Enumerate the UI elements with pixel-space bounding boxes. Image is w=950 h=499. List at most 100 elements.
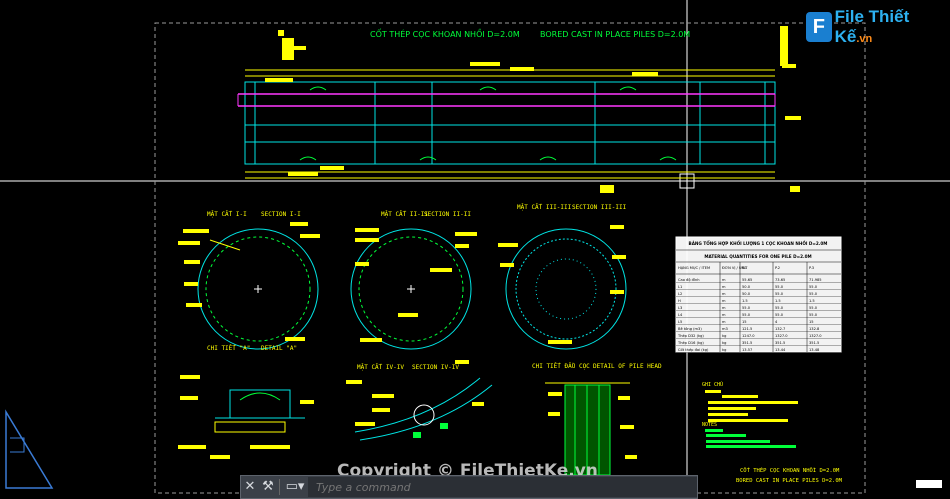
table-cell: 55.0: [809, 313, 818, 317]
customize-wrench-icon[interactable]: ⚒: [259, 478, 277, 496]
table-cell: m: [722, 313, 726, 317]
table-cell: 121.5: [742, 327, 752, 331]
elevation-callouts: [265, 26, 801, 193]
table-cell: 132.7: [775, 327, 785, 331]
table-cell: 55.0: [775, 313, 784, 317]
table-cell: 1247.0: [742, 334, 755, 338]
pile-head-label-en: DETAIL OF PILE HEAD: [593, 363, 662, 370]
ucs-icon: [5, 409, 54, 489]
table-cell: Cốt thép đai (kg): [678, 348, 709, 352]
table-cell: 55.0: [742, 306, 751, 310]
table-cell: 1327.0: [809, 334, 822, 338]
table-cell: 351.5: [775, 341, 785, 345]
table-header-cell: P.3: [809, 266, 814, 270]
table-cell: 1.5: [742, 299, 748, 303]
main-title-vn: CỐT THÉP CỌC KHOAN NHỒI D=2.0M: [370, 27, 520, 39]
table-cell: L1: [678, 285, 682, 289]
table-cell: 1327.0: [775, 334, 788, 338]
table-cell: 1.5: [809, 299, 815, 303]
table-cell: 132.8: [809, 327, 820, 331]
table-cell: m: [722, 299, 726, 303]
table-cell: m: [722, 306, 726, 310]
cad-drawing-canvas[interactable]: CỐT THÉP CỌC KHOAN NHỒI D=2.0M BORED CAS…: [0, 0, 950, 498]
table-cell: 73.65: [775, 278, 785, 282]
section-iii-circle: [505, 228, 627, 350]
table-cell: m: [722, 285, 726, 289]
table-cell: 55.0: [775, 285, 784, 289]
logo-mark: F: [806, 12, 832, 42]
section-callouts: [178, 222, 626, 344]
table-cell: kg: [722, 334, 726, 338]
table-cell: L4: [678, 313, 683, 317]
table-cell: L3: [678, 306, 682, 310]
section-iii-label-en: SECTION III-III: [572, 204, 627, 211]
table-title-en: MATERIAL QUANTITIES FOR ONE PILE D=2.0M: [704, 254, 811, 259]
layout-tab-indicator[interactable]: [916, 480, 942, 488]
table-cell: H: [678, 299, 681, 303]
logo-text: File Thiết Kế.vn: [834, 7, 910, 46]
table-cell: 15: [742, 320, 747, 324]
table-cell: Cao độ đỉnh: [678, 278, 700, 282]
section-iv-label-en: SECTION IV-IV: [412, 364, 459, 371]
pile-head-label-vn: CHI TIẾT ĐẦU CỌC: [532, 362, 590, 370]
table-cell: 50.0: [742, 292, 751, 296]
table-cell: 13.48: [809, 348, 820, 352]
section-iv-label-vn: MẶT CẮT IV-IV: [357, 364, 404, 371]
table-cell: 55.65: [742, 278, 752, 282]
detail-a-label-en: DETAIL "A": [261, 345, 297, 352]
table-cell: m3: [722, 327, 728, 331]
detail-a-drawing: [214, 389, 305, 433]
table-header-cell: P.1: [742, 266, 747, 270]
table-cell: 15: [809, 320, 814, 324]
filethietke-logo: F File Thiết Kế.vn: [806, 7, 950, 46]
section-i-label-vn: MẶT CẮT I-I: [207, 211, 247, 218]
section-ii-label-en: SECTION II-II: [424, 211, 471, 218]
notes-label: NOTES: [702, 422, 717, 428]
section-ii-circle: [350, 228, 472, 350]
table-cell: 55.0: [775, 306, 784, 310]
bottom-title-vn: CỐT THÉP CỌC KHOAN NHỒI D=2.0M: [740, 466, 840, 474]
detail-a-label-vn: CHI TIẾT "A": [207, 344, 250, 352]
table-cell: 55.0: [809, 292, 818, 296]
table-cell: 71.985: [809, 278, 822, 282]
main-title-en: BORED CAST IN PLACE PILES D=2.0M: [540, 30, 690, 39]
detail-a-callouts: [178, 375, 314, 459]
table-cell: m: [722, 278, 726, 282]
table-cell: 351.5: [809, 341, 819, 345]
table-cell: 55.0: [809, 285, 818, 289]
table-cell: kg: [722, 341, 726, 345]
table-cell: Bê tông (m3): [678, 327, 702, 331]
table-cell: 55.0: [775, 292, 784, 296]
table-cell: 55.0: [742, 313, 751, 317]
section-i-circle: [197, 228, 319, 350]
table-header-cell: P.2: [775, 266, 780, 270]
table-cell: m: [722, 320, 726, 324]
bottom-title-en: BORED CAST IN PLACE PILES D=2.0M: [736, 478, 843, 484]
table-cell: L5: [678, 320, 682, 324]
section-ii-label-vn: MẶT CẮT II-II: [381, 211, 428, 218]
notes-block: GHI CHÚ NOTES: [702, 381, 798, 448]
table-cell: kg: [722, 348, 726, 352]
notes-title: GHI CHÚ: [702, 381, 723, 388]
table-cell: 50.0: [742, 285, 751, 289]
table-cell: Thép D32 (kg): [677, 334, 704, 338]
table-cell: 351.5: [742, 341, 752, 345]
table-cell: m: [722, 292, 726, 296]
table-cell: 55.0: [809, 306, 818, 310]
table-cell: L2: [678, 292, 682, 296]
pile-elevation: [237, 69, 776, 179]
table-title-vn: BẢNG TỔNG HỢP KHỐI LƯỢNG 1 CỌC KHOAN NHỒ…: [689, 241, 828, 246]
command-input[interactable]: [308, 477, 697, 497]
table-cell: Thép D16 (kg): [677, 341, 704, 345]
section-i-label-en: SECTION I-I: [261, 211, 301, 218]
table-cell: 13.44: [775, 348, 786, 352]
close-command-line-icon[interactable]: ✕: [241, 478, 259, 496]
section-iii-label-vn: MẶT CẮT III-III: [517, 204, 572, 211]
quantity-table: BẢNG TỔNG HỢP KHỐI LƯỢNG 1 CỌC KHOAN NHỒ…: [675, 236, 842, 353]
table-cell: 1.5: [775, 299, 781, 303]
table-header-cell: HẠNG MỤC / ITEM: [678, 266, 710, 270]
command-line-divider: [279, 479, 280, 495]
table-cell: 13.57: [742, 348, 752, 352]
recent-commands-icon[interactable]: ▭▾: [282, 478, 308, 496]
command-line-bar: ✕ ⚒ ▭▾: [240, 475, 698, 499]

++++++

[Stated goal]
List each line of the material above that contains the string "LƯỢNG". Matches must have the same letter case.

[Final answer]
table-title-vn: BẢNG TỔNG HỢP KHỐI LƯỢNG 1 CỌC KHOAN NHỒ…: [689, 241, 828, 246]
quantity-table: BẢNG TỔNG HỢP KHỐI LƯỢNG 1 CỌC KHOAN NHỒ…: [675, 236, 842, 353]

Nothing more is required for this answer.